● Objective: Gather the lines below that include the string "Days", copying each in full.

┌──

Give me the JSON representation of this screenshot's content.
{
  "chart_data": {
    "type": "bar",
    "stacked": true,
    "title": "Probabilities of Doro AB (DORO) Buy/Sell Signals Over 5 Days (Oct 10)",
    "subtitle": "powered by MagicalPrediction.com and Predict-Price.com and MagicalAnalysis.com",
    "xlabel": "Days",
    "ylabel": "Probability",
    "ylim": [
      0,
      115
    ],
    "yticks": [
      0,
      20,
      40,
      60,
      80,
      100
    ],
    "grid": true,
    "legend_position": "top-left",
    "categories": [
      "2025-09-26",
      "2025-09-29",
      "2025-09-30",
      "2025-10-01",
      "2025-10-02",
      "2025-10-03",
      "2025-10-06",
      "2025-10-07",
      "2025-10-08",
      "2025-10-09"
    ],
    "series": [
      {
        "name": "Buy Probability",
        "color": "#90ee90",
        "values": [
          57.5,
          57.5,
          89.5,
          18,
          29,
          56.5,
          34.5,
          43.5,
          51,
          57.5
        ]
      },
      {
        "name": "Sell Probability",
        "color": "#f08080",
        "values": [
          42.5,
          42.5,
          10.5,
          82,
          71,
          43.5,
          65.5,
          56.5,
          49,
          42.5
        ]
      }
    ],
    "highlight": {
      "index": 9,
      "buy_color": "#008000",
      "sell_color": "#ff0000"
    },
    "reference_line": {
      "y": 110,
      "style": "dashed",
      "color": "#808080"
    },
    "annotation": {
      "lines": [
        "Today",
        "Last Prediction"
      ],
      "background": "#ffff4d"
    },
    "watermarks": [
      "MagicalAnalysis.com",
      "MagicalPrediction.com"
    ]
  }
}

└──

● In response:
    "title": "Probabilities of Doro AB (DORO) Buy/Sell Signals Over 5 Days (Oct 10)",
    "xlabel": "Days",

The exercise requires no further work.